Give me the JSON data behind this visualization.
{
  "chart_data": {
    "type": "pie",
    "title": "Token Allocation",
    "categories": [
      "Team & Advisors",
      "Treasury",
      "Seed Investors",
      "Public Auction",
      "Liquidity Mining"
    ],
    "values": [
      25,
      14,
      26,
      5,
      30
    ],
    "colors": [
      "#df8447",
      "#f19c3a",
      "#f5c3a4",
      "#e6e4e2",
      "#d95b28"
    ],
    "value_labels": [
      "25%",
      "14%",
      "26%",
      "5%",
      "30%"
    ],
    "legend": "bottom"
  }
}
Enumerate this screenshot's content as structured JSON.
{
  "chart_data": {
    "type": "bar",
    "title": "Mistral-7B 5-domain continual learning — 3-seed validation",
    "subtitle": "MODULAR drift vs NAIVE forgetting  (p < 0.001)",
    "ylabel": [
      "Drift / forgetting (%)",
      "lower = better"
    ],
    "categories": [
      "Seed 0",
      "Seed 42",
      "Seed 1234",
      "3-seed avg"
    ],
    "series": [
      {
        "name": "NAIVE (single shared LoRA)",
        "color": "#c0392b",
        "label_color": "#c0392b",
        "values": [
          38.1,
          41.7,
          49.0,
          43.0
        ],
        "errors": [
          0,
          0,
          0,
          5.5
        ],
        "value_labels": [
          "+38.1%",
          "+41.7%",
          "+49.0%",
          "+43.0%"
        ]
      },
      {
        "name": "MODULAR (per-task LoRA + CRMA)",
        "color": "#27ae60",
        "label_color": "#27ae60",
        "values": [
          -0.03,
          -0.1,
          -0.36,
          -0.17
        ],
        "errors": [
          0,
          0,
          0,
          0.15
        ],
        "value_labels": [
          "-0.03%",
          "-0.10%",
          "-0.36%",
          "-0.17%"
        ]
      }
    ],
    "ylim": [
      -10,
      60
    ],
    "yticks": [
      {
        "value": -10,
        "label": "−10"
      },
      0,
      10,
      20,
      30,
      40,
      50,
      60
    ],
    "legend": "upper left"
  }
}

+===+

▶ _Exercise directions_
Would you reproduce all the entries exactly?

▶ _Result for this task_
Give me the JSON data behind this visualization.
{
  "chart_data": {
    "type": "pie",
    "title": "Token Allocation",
    "categories": [
      "Team & Advisors",
      "Treasury",
      "Seed Investors",
      "Public Auction",
      "Liquidity Mining"
    ],
    "values": [
      25,
      14,
      26,
      5,
      30
    ],
    "colors": [
      "#df8447",
      "#f19c3a",
      "#f5c3a4",
      "#e6e4e2",
      "#d95b28"
    ],
    "value_labels": [
      "25%",
      "14%",
      "26%",
      "5%",
      "30%"
    ],
    "legend": "bottom"
  }
}
Enumerate this screenshot's content as structured JSON.
{
  "chart_data": {
    "type": "bar",
    "title": "Mistral-7B 5-domain continual learning — 3-seed validation",
    "subtitle": "MODULAR drift vs NAIVE forgetting  (p < 0.001)",
    "ylabel": [
      "Drift / forgetting (%)",
      "lower = better"
    ],
    "categories": [
      "Seed 0",
      "Seed 42",
      "Seed 1234",
      "3-seed avg"
    ],
    "series": [
      {
        "name": "NAIVE (single shared LoRA)",
        "color": "#c0392b",
        "label_color": "#c0392b",
        "values": [
          38.1,
          41.7,
          49.0,
          43.0
        ],
        "errors": [
          0,
          0,
          0,
          5.5
        ],
        "value_labels": [
          "+38.1%",
          "+41.7%",
          "+49.0%",
          "+43.0%"
        ]
      },
      {
        "name": "MODULAR (per-task LoRA + CRMA)",
        "color": "#27ae60",
        "label_color": "#27ae60",
        "values": [
          -0.03,
          -0.1,
          -0.36,
          -0.17
        ],
        "errors": [
          0,
          0,
          0,
          0.15
        ],
        "value_labels": [
          "-0.03%",
          "-0.10%",
          "-0.36%",
          "-0.17%"
        ]
      }
    ],
    "ylim": [
      -10,
      60
    ],
    "yticks": [
      {
        "value": -10,
        "label": "−10"
      },
      0,
      10,
      20,
      30,
      40,
      50,
      60
    ],
    "legend": "upper left"
  }
}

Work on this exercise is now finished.